◆ Stated exercise
Identify and copy all lines of the material where the string "medical" is found.

Saved entries
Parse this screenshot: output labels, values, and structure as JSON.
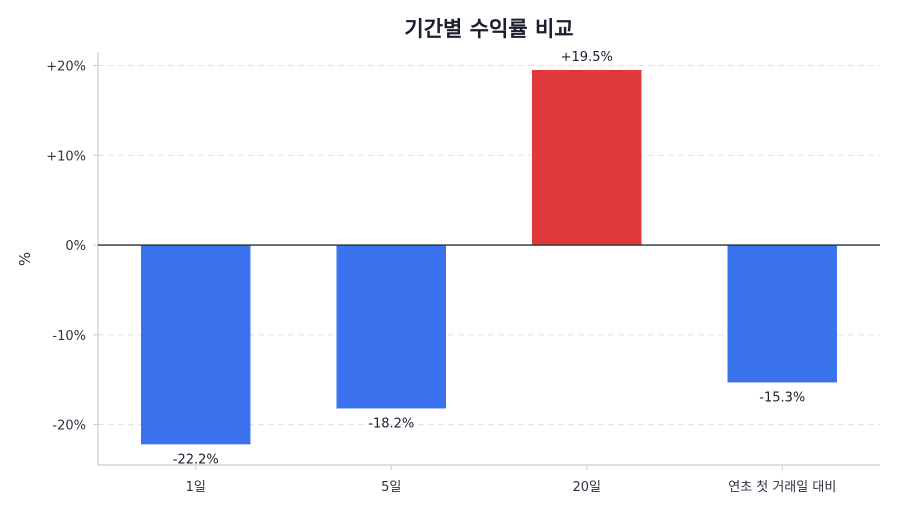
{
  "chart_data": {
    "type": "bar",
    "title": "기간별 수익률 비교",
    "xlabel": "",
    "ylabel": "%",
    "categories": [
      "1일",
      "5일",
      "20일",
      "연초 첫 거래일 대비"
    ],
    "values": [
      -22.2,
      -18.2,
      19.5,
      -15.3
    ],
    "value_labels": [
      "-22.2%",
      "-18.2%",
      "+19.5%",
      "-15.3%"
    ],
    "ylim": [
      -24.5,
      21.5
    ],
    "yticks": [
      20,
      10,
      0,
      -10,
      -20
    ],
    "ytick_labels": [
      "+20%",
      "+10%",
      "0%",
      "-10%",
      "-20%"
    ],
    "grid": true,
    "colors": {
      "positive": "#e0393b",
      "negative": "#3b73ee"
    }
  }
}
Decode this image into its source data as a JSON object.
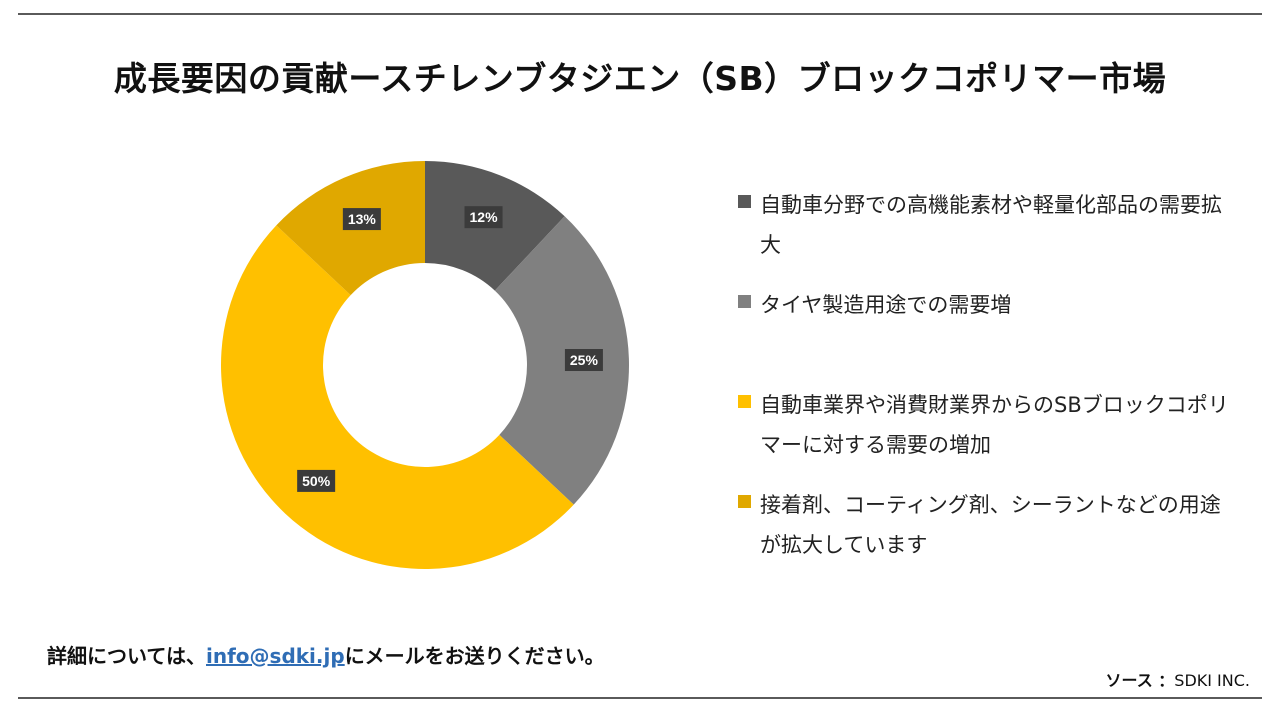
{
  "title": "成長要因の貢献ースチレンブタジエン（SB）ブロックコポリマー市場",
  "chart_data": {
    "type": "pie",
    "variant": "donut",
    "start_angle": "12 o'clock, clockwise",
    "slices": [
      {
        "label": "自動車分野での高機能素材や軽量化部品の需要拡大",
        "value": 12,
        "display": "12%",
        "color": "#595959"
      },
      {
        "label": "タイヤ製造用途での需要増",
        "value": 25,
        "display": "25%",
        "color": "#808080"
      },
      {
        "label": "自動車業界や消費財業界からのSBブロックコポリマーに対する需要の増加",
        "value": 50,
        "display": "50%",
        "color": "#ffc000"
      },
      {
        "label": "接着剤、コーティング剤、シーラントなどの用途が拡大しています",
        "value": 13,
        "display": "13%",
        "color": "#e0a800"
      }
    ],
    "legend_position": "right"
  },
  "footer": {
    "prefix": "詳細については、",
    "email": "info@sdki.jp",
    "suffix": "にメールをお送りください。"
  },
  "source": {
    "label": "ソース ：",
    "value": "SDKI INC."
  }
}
==
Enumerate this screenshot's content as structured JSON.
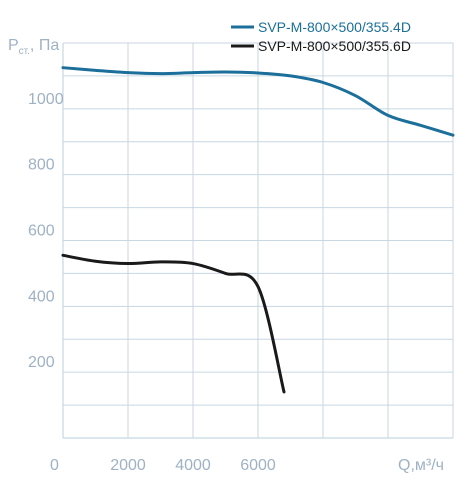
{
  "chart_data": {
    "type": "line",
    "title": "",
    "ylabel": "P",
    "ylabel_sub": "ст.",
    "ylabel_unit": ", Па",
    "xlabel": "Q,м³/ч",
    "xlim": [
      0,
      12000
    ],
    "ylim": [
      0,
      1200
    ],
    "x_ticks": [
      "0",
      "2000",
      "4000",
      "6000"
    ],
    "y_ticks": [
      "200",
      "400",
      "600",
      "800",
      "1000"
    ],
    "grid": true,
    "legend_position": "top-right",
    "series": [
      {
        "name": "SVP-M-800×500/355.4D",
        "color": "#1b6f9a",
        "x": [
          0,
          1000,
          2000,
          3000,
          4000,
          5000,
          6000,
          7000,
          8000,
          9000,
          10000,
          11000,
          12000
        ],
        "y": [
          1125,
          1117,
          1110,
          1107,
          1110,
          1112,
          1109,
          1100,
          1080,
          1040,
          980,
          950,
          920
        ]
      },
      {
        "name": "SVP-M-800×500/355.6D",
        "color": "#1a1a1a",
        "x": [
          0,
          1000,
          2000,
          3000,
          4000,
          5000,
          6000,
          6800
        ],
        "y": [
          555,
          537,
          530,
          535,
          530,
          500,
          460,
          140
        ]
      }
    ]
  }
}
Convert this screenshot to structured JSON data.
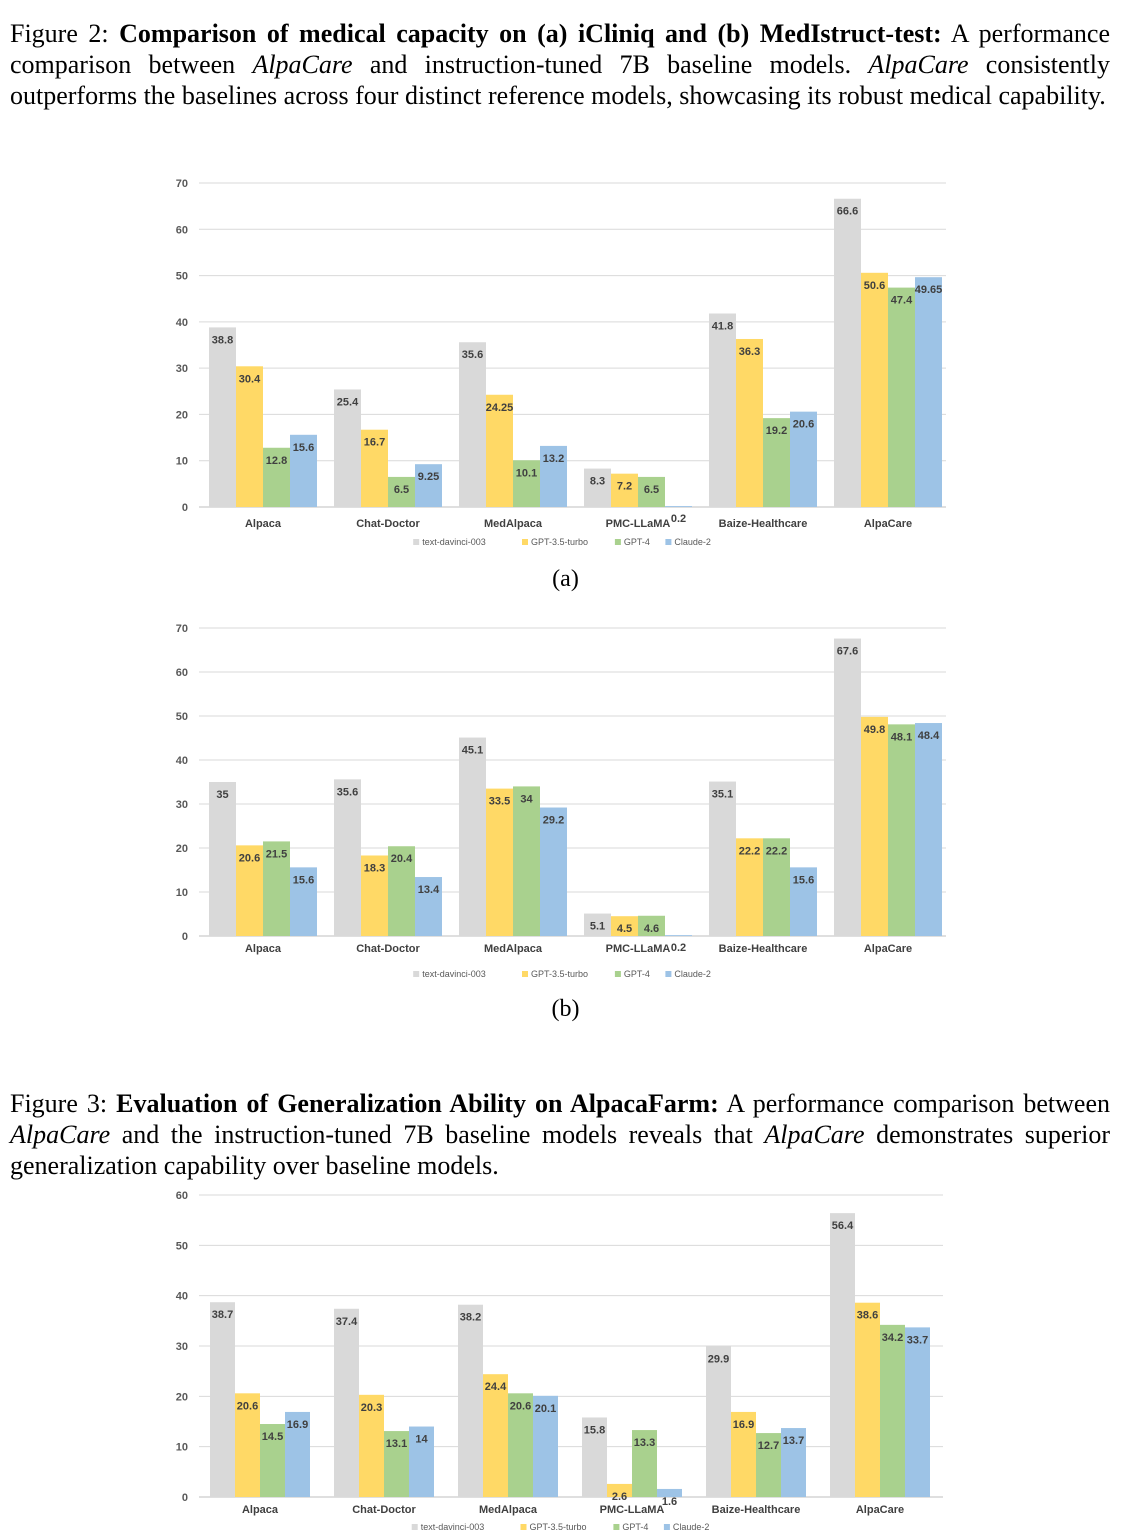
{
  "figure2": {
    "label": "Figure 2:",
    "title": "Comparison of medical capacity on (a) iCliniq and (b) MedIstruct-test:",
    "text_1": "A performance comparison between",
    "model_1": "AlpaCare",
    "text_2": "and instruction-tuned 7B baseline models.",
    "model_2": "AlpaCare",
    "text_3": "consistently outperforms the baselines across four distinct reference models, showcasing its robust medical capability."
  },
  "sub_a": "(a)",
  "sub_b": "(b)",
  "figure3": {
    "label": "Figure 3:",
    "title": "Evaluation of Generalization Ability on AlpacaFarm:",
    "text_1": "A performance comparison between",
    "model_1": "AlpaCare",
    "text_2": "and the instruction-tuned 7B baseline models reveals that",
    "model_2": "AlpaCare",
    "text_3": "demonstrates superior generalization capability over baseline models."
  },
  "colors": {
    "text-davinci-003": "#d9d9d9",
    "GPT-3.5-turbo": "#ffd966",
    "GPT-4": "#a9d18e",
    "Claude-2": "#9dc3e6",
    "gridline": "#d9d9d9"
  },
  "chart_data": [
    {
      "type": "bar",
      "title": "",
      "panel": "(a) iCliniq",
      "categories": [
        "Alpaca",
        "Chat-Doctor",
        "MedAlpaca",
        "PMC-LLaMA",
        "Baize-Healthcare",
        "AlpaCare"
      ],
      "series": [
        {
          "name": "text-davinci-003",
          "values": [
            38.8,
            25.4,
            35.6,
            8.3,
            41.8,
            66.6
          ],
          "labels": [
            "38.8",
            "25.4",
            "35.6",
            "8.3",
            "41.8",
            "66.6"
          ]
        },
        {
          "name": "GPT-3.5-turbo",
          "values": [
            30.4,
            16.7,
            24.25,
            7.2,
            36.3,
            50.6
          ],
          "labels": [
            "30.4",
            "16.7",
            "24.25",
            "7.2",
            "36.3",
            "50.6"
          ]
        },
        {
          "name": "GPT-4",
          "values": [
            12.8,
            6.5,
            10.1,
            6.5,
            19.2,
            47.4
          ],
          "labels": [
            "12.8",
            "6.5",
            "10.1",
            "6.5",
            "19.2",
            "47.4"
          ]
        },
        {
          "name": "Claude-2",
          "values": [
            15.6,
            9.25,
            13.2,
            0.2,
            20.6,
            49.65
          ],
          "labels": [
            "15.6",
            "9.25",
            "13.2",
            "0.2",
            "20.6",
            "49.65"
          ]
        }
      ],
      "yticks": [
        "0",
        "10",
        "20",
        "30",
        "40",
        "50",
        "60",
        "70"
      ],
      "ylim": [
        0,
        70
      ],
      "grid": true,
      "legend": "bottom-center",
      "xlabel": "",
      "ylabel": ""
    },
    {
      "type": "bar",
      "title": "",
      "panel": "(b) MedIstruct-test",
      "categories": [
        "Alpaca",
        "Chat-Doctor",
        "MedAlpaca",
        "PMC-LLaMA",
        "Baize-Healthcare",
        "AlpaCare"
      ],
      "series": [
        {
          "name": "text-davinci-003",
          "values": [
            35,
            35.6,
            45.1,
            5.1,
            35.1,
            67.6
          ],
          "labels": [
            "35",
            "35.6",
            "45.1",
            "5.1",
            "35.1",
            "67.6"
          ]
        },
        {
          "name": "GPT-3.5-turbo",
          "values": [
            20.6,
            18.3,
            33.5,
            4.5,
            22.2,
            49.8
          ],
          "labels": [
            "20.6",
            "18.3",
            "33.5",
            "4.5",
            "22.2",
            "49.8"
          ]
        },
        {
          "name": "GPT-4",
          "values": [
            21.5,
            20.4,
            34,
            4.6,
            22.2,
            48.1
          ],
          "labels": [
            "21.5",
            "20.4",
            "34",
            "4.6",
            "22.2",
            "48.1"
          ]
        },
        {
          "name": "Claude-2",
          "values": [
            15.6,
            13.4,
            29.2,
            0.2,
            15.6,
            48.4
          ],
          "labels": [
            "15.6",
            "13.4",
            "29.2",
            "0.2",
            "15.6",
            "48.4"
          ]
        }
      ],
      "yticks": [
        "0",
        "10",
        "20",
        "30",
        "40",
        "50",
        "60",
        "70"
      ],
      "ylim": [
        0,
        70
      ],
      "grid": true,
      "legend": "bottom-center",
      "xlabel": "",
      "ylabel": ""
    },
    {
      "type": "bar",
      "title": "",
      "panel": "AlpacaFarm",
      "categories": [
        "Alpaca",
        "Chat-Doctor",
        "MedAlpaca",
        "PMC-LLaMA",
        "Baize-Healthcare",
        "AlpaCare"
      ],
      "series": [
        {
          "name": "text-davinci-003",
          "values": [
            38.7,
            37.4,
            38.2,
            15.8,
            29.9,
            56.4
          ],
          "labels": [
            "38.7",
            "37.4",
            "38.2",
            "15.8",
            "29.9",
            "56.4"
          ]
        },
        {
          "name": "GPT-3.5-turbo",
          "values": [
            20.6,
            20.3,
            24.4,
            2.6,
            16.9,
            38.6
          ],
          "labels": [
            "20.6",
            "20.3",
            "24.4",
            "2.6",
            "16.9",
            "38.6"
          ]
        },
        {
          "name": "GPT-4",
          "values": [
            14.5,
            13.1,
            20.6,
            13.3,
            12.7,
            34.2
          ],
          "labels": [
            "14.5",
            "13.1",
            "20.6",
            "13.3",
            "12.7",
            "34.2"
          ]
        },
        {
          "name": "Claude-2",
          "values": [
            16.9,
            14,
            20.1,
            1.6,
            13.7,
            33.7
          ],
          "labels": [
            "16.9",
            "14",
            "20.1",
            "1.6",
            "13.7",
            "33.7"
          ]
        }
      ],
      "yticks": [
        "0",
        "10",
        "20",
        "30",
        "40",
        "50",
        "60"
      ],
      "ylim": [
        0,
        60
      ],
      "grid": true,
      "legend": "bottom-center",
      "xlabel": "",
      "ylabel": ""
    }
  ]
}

◆ Reply
    "title": "Comparison of medical capacity on (a) iCliniq and (b) MedIstruct-test:",
    "text_3": "consistently outperforms the baselines across four distinct reference models, showcasing its robust medical capability."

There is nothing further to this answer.